## [Given information]
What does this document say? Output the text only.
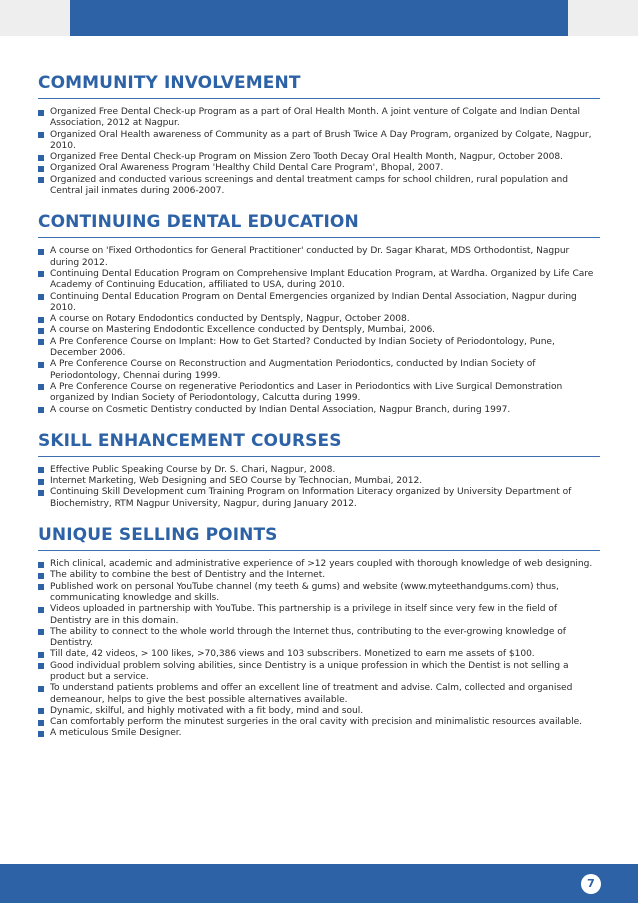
COMMUNITY INVOLVEMENT
Organized Free Dental Check-up Program as a part of Oral Health Month. A joint venture of Colgate and Indian Dental Association, 2012 at Nagpur.
Organized Oral Health awareness of Community as a part of Brush Twice A Day Program, organized by Colgate, Nagpur, 2010.
Organized Free Dental Check-up Program on Mission Zero Tooth Decay Oral Health Month, Nagpur, October 2008.
Organized Oral Awareness Program 'Healthy Child Dental Care Program', Bhopal, 2007.
Organized and conducted various screenings and dental treatment camps for school children, rural population and Central jail inmates during 2006-2007.
CONTINUING DENTAL EDUCATION
A course on 'Fixed Orthodontics for General Practitioner' conducted by Dr. Sagar Kharat, MDS Orthodontist, Nagpur during 2012.
Continuing Dental Education Program on Comprehensive Implant Education Program, at Wardha. Organized by Life Care Academy of Continuing Education, affiliated to USA, during 2010.
Continuing Dental Education Program on Dental Emergencies organized by Indian Dental Association, Nagpur during 2010.
A course on Rotary Endodontics conducted by Dentsply, Nagpur, October 2008.
A course on Mastering Endodontic Excellence conducted by Dentsply, Mumbai, 2006.
A Pre Conference Course on Implant: How to Get Started? Conducted by Indian Society of Periodontology, Pune, December 2006.
A Pre Conference Course on Reconstruction and Augmentation Periodontics, conducted by Indian Society of Periodontology, Chennai during 1999.
A Pre Conference Course on regenerative Periodontics and Laser in Periodontics with Live Surgical Demonstration organized by Indian Society of Periodontology, Calcutta during 1999.
A course on Cosmetic Dentistry conducted by Indian Dental Association, Nagpur Branch, during 1997.
SKILL ENHANCEMENT COURSES
Effective Public Speaking Course by Dr. S. Chari, Nagpur, 2008.
Internet Marketing, Web Designing and SEO Course by Technocian, Mumbai, 2012.
Continuing Skill Development cum Training Program on Information Literacy organized by University Department of Biochemistry, RTM Nagpur University, Nagpur, during January 2012.
UNIQUE SELLING POINTS
Rich clinical, academic and administrative experience of >12 years coupled with thorough knowledge of web designing.
The ability to combine the best of Dentistry and the Internet.
Published work on personal YouTube channel (my teeth & gums) and website (www.myteethandgums.com) thus, communicating knowledge and skills.
Videos uploaded in partnership with YouTube. This partnership is a privilege in itself since very few in the field of Dentistry are in this domain.
The ability to connect to the whole world through the Internet thus, contributing to the ever-growing knowledge of Dentistry.
Till date, 42 videos, > 100 likes, >70,386 views and 103 subscribers. Monetized to earn me assets of $100.
Good individual problem solving abilities, since Dentistry is a unique profession in which the Dentist is not selling a product but a service.
To understand patients problems and offer an excellent line of treatment and advise. Calm, collected and organised demeanour, helps to give the best possible alternatives available.
Dynamic, skilful, and highly motivated with a fit body, mind and soul.
Can comfortably perform the minutest surgeries in the oral cavity with precision and minimalistic resources available.
A meticulous Smile Designer.
7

## [Task details]
Repeat the records above verbatim. Include none of the pictures.

## [Task output]
What does this document say? Output the text only.
COMMUNITY INVOLVEMENT
Organized Free Dental Check-up Program as a part of Oral Health Month. A joint venture of Colgate and Indian Dental Association, 2012 at Nagpur.
Organized Oral Health awareness of Community as a part of Brush Twice A Day Program, organized by Colgate, Nagpur, 2010.
Organized Free Dental Check-up Program on Mission Zero Tooth Decay Oral Health Month, Nagpur, October 2008.
Organized Oral Awareness Program 'Healthy Child Dental Care Program', Bhopal, 2007.
Organized and conducted various screenings and dental treatment camps for school children, rural population and Central jail inmates during 2006-2007.
CONTINUING DENTAL EDUCATION
A course on 'Fixed Orthodontics for General Practitioner' conducted by Dr. Sagar Kharat, MDS Orthodontist, Nagpur during 2012.
Continuing Dental Education Program on Comprehensive Implant Education Program, at Wardha. Organized by Life Care Academy of Continuing Education, affiliated to USA, during 2010.
Continuing Dental Education Program on Dental Emergencies organized by Indian Dental Association, Nagpur during 2010.
A course on Rotary Endodontics conducted by Dentsply, Nagpur, October 2008.
A course on Mastering Endodontic Excellence conducted by Dentsply, Mumbai, 2006.
A Pre Conference Course on Implant: How to Get Started? Conducted by Indian Society of Periodontology, Pune, December 2006.
A Pre Conference Course on Reconstruction and Augmentation Periodontics, conducted by Indian Society of Periodontology, Chennai during 1999.
A Pre Conference Course on regenerative Periodontics and Laser in Periodontics with Live Surgical Demonstration organized by Indian Society of Periodontology, Calcutta during 1999.
A course on Cosmetic Dentistry conducted by Indian Dental Association, Nagpur Branch, during 1997.
SKILL ENHANCEMENT COURSES
Effective Public Speaking Course by Dr. S. Chari, Nagpur, 2008.
Internet Marketing, Web Designing and SEO Course by Technocian, Mumbai, 2012.
Continuing Skill Development cum Training Program on Information Literacy organized by University Department of Biochemistry, RTM Nagpur University, Nagpur, during January 2012.
UNIQUE SELLING POINTS
Rich clinical, academic and administrative experience of >12 years coupled with thorough knowledge of web designing.
The ability to combine the best of Dentistry and the Internet.
Published work on personal YouTube channel (my teeth & gums) and website (www.myteethandgums.com) thus, communicating knowledge and skills.
Videos uploaded in partnership with YouTube. This partnership is a privilege in itself since very few in the field of Dentistry are in this domain.
The ability to connect to the whole world through the Internet thus, contributing to the ever-growing knowledge of Dentistry.
Till date, 42 videos, > 100 likes, >70,386 views and 103 subscribers. Monetized to earn me assets of $100.
Good individual problem solving abilities, since Dentistry is a unique profession in which the Dentist is not selling a product but a service.
To understand patients problems and offer an excellent line of treatment and advise. Calm, collected and organised demeanour, helps to give the best possible alternatives available.
Dynamic, skilful, and highly motivated with a fit body, mind and soul.
Can comfortably perform the minutest surgeries in the oral cavity with precision and minimalistic resources available.
A meticulous Smile Designer.
7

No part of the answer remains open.